Can you output the material exactly as written, minus any pictures it holds?
# Start of MATERIAL SUPPLIED
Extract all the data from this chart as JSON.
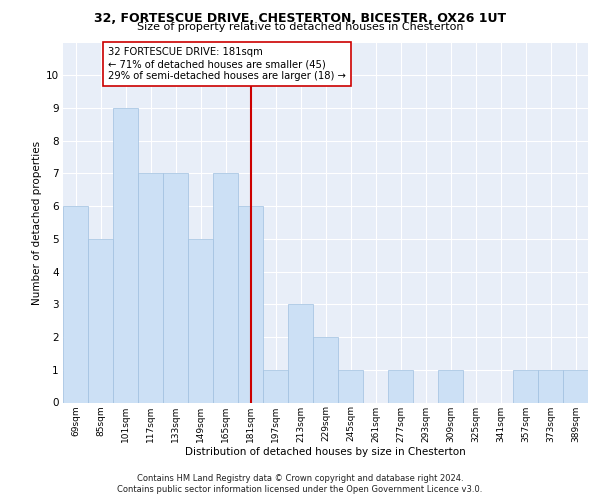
{
  "title": "32, FORTESCUE DRIVE, CHESTERTON, BICESTER, OX26 1UT",
  "subtitle": "Size of property relative to detached houses in Chesterton",
  "xlabel": "Distribution of detached houses by size in Chesterton",
  "ylabel": "Number of detached properties",
  "bar_labels": [
    "69sqm",
    "85sqm",
    "101sqm",
    "117sqm",
    "133sqm",
    "149sqm",
    "165sqm",
    "181sqm",
    "197sqm",
    "213sqm",
    "229sqm",
    "245sqm",
    "261sqm",
    "277sqm",
    "293sqm",
    "309sqm",
    "325sqm",
    "341sqm",
    "357sqm",
    "373sqm",
    "389sqm"
  ],
  "bar_values": [
    6,
    5,
    9,
    7,
    7,
    5,
    7,
    6,
    1,
    3,
    2,
    1,
    0,
    1,
    0,
    1,
    0,
    0,
    1,
    1,
    1
  ],
  "bar_color": "#cce0f5",
  "bar_edge_color": "#a0c0e0",
  "vline_x": 7,
  "vline_color": "#cc0000",
  "annotation_text": "32 FORTESCUE DRIVE: 181sqm\n← 71% of detached houses are smaller (45)\n29% of semi-detached houses are larger (18) →",
  "annotation_box_color": "#ffffff",
  "annotation_box_edge": "#cc0000",
  "ylim": [
    0,
    11
  ],
  "yticks": [
    0,
    1,
    2,
    3,
    4,
    5,
    6,
    7,
    8,
    9,
    10,
    11
  ],
  "bg_color": "#e8eef8",
  "grid_color": "#ffffff",
  "footer": "Contains HM Land Registry data © Crown copyright and database right 2024.\nContains public sector information licensed under the Open Government Licence v3.0."
}
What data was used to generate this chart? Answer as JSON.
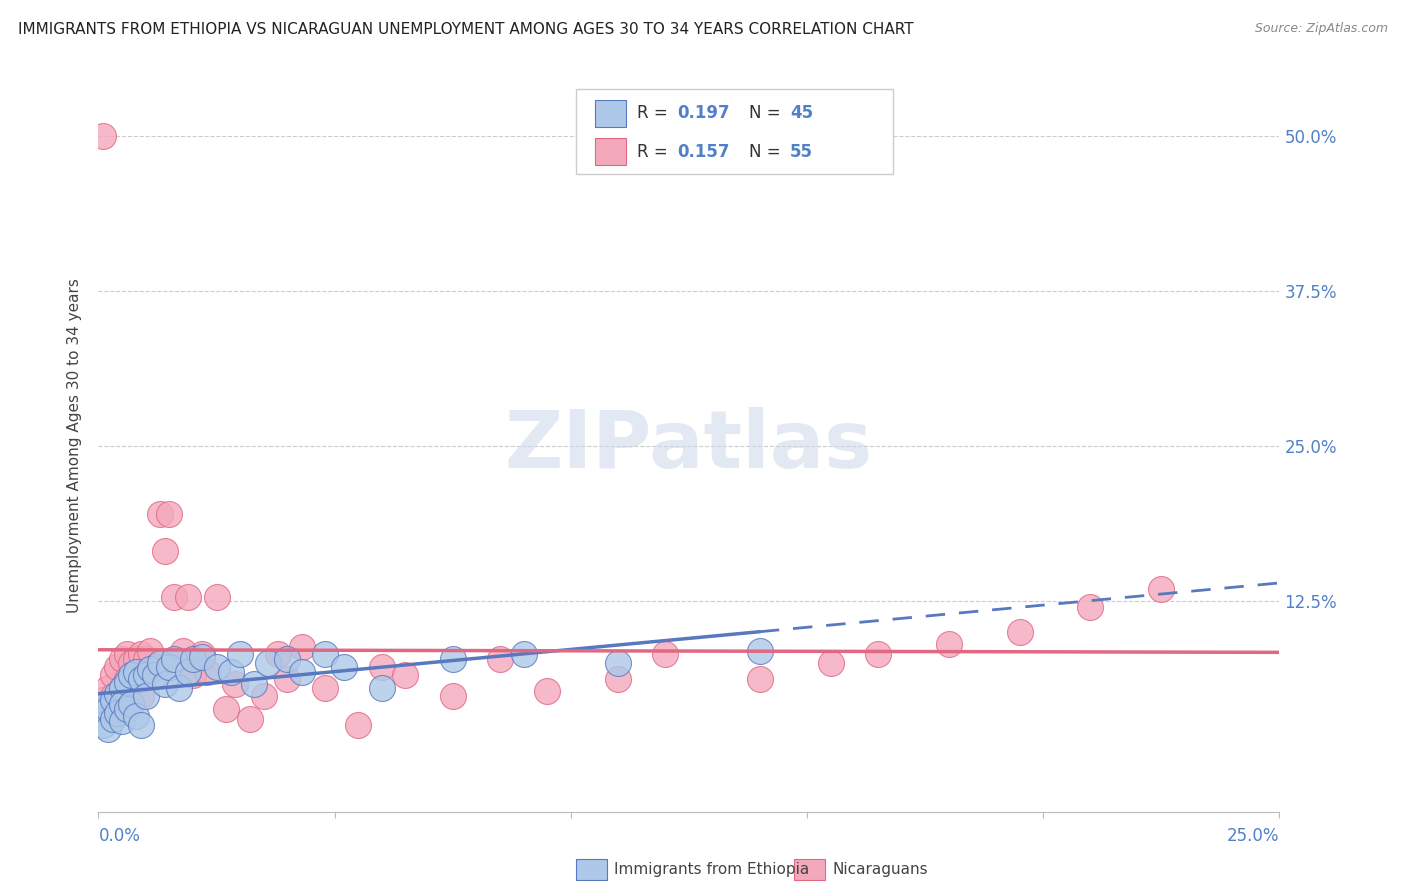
{
  "title": "IMMIGRANTS FROM ETHIOPIA VS NICARAGUAN UNEMPLOYMENT AMONG AGES 30 TO 34 YEARS CORRELATION CHART",
  "source": "Source: ZipAtlas.com",
  "ylabel": "Unemployment Among Ages 30 to 34 years",
  "ytick_vals": [
    0.0,
    0.125,
    0.25,
    0.375,
    0.5
  ],
  "ytick_labels": [
    "",
    "12.5%",
    "25.0%",
    "37.5%",
    "50.0%"
  ],
  "xtick_vals": [
    0.0,
    0.05,
    0.1,
    0.15,
    0.2,
    0.25
  ],
  "xlim": [
    0.0,
    0.25
  ],
  "ylim": [
    -0.045,
    0.545
  ],
  "R_ethiopia": 0.197,
  "N_ethiopia": 45,
  "R_nicaragua": 0.157,
  "N_nicaragua": 55,
  "color_ethiopia": "#adc8e8",
  "color_nicaragua": "#f4a8bc",
  "trend_color_ethiopia": "#5878c0",
  "trend_color_nicaragua": "#e06882",
  "legend_label_ethiopia": "Immigrants from Ethiopia",
  "legend_label_nicaragua": "Nicaraguans",
  "watermark": "ZIPatlas",
  "scatter_ethiopia_x": [
    0.001,
    0.001,
    0.002,
    0.002,
    0.003,
    0.003,
    0.004,
    0.004,
    0.005,
    0.005,
    0.005,
    0.006,
    0.006,
    0.007,
    0.007,
    0.008,
    0.008,
    0.009,
    0.009,
    0.01,
    0.01,
    0.011,
    0.012,
    0.013,
    0.014,
    0.015,
    0.016,
    0.017,
    0.019,
    0.02,
    0.022,
    0.025,
    0.028,
    0.03,
    0.033,
    0.036,
    0.04,
    0.043,
    0.048,
    0.052,
    0.06,
    0.075,
    0.09,
    0.11,
    0.14
  ],
  "scatter_ethiopia_y": [
    0.04,
    0.025,
    0.038,
    0.022,
    0.045,
    0.03,
    0.05,
    0.035,
    0.055,
    0.042,
    0.028,
    0.06,
    0.038,
    0.065,
    0.042,
    0.068,
    0.032,
    0.062,
    0.025,
    0.065,
    0.048,
    0.07,
    0.065,
    0.075,
    0.058,
    0.072,
    0.078,
    0.055,
    0.068,
    0.078,
    0.08,
    0.072,
    0.068,
    0.082,
    0.058,
    0.075,
    0.078,
    0.068,
    0.082,
    0.072,
    0.055,
    0.078,
    0.082,
    0.075,
    0.085
  ],
  "scatter_nicaragua_x": [
    0.001,
    0.001,
    0.002,
    0.002,
    0.003,
    0.003,
    0.004,
    0.004,
    0.005,
    0.005,
    0.006,
    0.006,
    0.007,
    0.007,
    0.008,
    0.008,
    0.009,
    0.009,
    0.01,
    0.01,
    0.011,
    0.012,
    0.013,
    0.014,
    0.015,
    0.016,
    0.018,
    0.019,
    0.02,
    0.022,
    0.023,
    0.025,
    0.027,
    0.029,
    0.032,
    0.035,
    0.038,
    0.04,
    0.043,
    0.048,
    0.055,
    0.06,
    0.065,
    0.075,
    0.085,
    0.095,
    0.11,
    0.12,
    0.14,
    0.155,
    0.165,
    0.18,
    0.195,
    0.21,
    0.225
  ],
  "scatter_nicaragua_y": [
    0.5,
    0.045,
    0.055,
    0.038,
    0.065,
    0.048,
    0.072,
    0.038,
    0.078,
    0.055,
    0.082,
    0.062,
    0.075,
    0.058,
    0.078,
    0.062,
    0.082,
    0.048,
    0.078,
    0.065,
    0.085,
    0.072,
    0.195,
    0.165,
    0.195,
    0.128,
    0.085,
    0.128,
    0.065,
    0.082,
    0.068,
    0.128,
    0.038,
    0.058,
    0.03,
    0.048,
    0.082,
    0.062,
    0.088,
    0.055,
    0.025,
    0.072,
    0.065,
    0.048,
    0.078,
    0.052,
    0.062,
    0.082,
    0.062,
    0.075,
    0.082,
    0.09,
    0.1,
    0.12,
    0.135
  ]
}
# End of MATERIAL SUPPLIED
OUTPUT OF THE EXERCISE:
Extract all the data from this chart as JSON.
{
  "title": "32, FORTESCUE DRIVE, CHESTERTON, BICESTER, OX26 1UT",
  "subtitle": "Size of property relative to detached houses in Chesterton",
  "xlabel": "Distribution of detached houses by size in Chesterton",
  "ylabel": "Number of detached properties",
  "bar_labels": [
    "69sqm",
    "85sqm",
    "101sqm",
    "117sqm",
    "133sqm",
    "149sqm",
    "165sqm",
    "181sqm",
    "197sqm",
    "213sqm",
    "229sqm",
    "245sqm",
    "261sqm",
    "277sqm",
    "293sqm",
    "309sqm",
    "325sqm",
    "341sqm",
    "357sqm",
    "373sqm",
    "389sqm"
  ],
  "bar_values": [
    6,
    5,
    9,
    7,
    7,
    5,
    7,
    6,
    1,
    3,
    2,
    1,
    0,
    1,
    0,
    1,
    0,
    0,
    1,
    1,
    1
  ],
  "bar_color": "#cce0f5",
  "bar_edge_color": "#a0c0e0",
  "vline_x": 7,
  "vline_color": "#cc0000",
  "annotation_text": "32 FORTESCUE DRIVE: 181sqm\n← 71% of detached houses are smaller (45)\n29% of semi-detached houses are larger (18) →",
  "annotation_box_color": "#ffffff",
  "annotation_box_edge": "#cc0000",
  "ylim": [
    0,
    11
  ],
  "yticks": [
    0,
    1,
    2,
    3,
    4,
    5,
    6,
    7,
    8,
    9,
    10,
    11
  ],
  "bg_color": "#e8eef8",
  "grid_color": "#ffffff",
  "footer": "Contains HM Land Registry data © Crown copyright and database right 2024.\nContains public sector information licensed under the Open Government Licence v3.0."
}
What data was used to generate this chart? Answer as JSON.
{
  "title": "IMMIGRANTS FROM ETHIOPIA VS NICARAGUAN UNEMPLOYMENT AMONG AGES 30 TO 34 YEARS CORRELATION CHART",
  "source": "Source: ZipAtlas.com",
  "ylabel": "Unemployment Among Ages 30 to 34 years",
  "ytick_vals": [
    0.0,
    0.125,
    0.25,
    0.375,
    0.5
  ],
  "ytick_labels": [
    "",
    "12.5%",
    "25.0%",
    "37.5%",
    "50.0%"
  ],
  "xtick_vals": [
    0.0,
    0.05,
    0.1,
    0.15,
    0.2,
    0.25
  ],
  "xlim": [
    0.0,
    0.25
  ],
  "ylim": [
    -0.045,
    0.545
  ],
  "R_ethiopia": 0.197,
  "N_ethiopia": 45,
  "R_nicaragua": 0.157,
  "N_nicaragua": 55,
  "color_ethiopia": "#adc8e8",
  "color_nicaragua": "#f4a8bc",
  "trend_color_ethiopia": "#5878c0",
  "trend_color_nicaragua": "#e06882",
  "legend_label_ethiopia": "Immigrants from Ethiopia",
  "legend_label_nicaragua": "Nicaraguans",
  "watermark": "ZIPatlas",
  "scatter_ethiopia_x": [
    0.001,
    0.001,
    0.002,
    0.002,
    0.003,
    0.003,
    0.004,
    0.004,
    0.005,
    0.005,
    0.005,
    0.006,
    0.006,
    0.007,
    0.007,
    0.008,
    0.008,
    0.009,
    0.009,
    0.01,
    0.01,
    0.011,
    0.012,
    0.013,
    0.014,
    0.015,
    0.016,
    0.017,
    0.019,
    0.02,
    0.022,
    0.025,
    0.028,
    0.03,
    0.033,
    0.036,
    0.04,
    0.043,
    0.048,
    0.052,
    0.06,
    0.075,
    0.09,
    0.11,
    0.14
  ],
  "scatter_ethiopia_y": [
    0.04,
    0.025,
    0.038,
    0.022,
    0.045,
    0.03,
    0.05,
    0.035,
    0.055,
    0.042,
    0.028,
    0.06,
    0.038,
    0.065,
    0.042,
    0.068,
    0.032,
    0.062,
    0.025,
    0.065,
    0.048,
    0.07,
    0.065,
    0.075,
    0.058,
    0.072,
    0.078,
    0.055,
    0.068,
    0.078,
    0.08,
    0.072,
    0.068,
    0.082,
    0.058,
    0.075,
    0.078,
    0.068,
    0.082,
    0.072,
    0.055,
    0.078,
    0.082,
    0.075,
    0.085
  ],
  "scatter_nicaragua_x": [
    0.001,
    0.001,
    0.002,
    0.002,
    0.003,
    0.003,
    0.004,
    0.004,
    0.005,
    0.005,
    0.006,
    0.006,
    0.007,
    0.007,
    0.008,
    0.008,
    0.009,
    0.009,
    0.01,
    0.01,
    0.011,
    0.012,
    0.013,
    0.014,
    0.015,
    0.016,
    0.018,
    0.019,
    0.02,
    0.022,
    0.023,
    0.025,
    0.027,
    0.029,
    0.032,
    0.035,
    0.038,
    0.04,
    0.043,
    0.048,
    0.055,
    0.06,
    0.065,
    0.075,
    0.085,
    0.095,
    0.11,
    0.12,
    0.14,
    0.155,
    0.165,
    0.18,
    0.195,
    0.21,
    0.225
  ],
  "scatter_nicaragua_y": [
    0.5,
    0.045,
    0.055,
    0.038,
    0.065,
    0.048,
    0.072,
    0.038,
    0.078,
    0.055,
    0.082,
    0.062,
    0.075,
    0.058,
    0.078,
    0.062,
    0.082,
    0.048,
    0.078,
    0.065,
    0.085,
    0.072,
    0.195,
    0.165,
    0.195,
    0.128,
    0.085,
    0.128,
    0.065,
    0.082,
    0.068,
    0.128,
    0.038,
    0.058,
    0.03,
    0.048,
    0.082,
    0.062,
    0.088,
    0.055,
    0.025,
    0.072,
    0.065,
    0.048,
    0.078,
    0.052,
    0.062,
    0.082,
    0.062,
    0.075,
    0.082,
    0.09,
    0.1,
    0.12,
    0.135
  ]
}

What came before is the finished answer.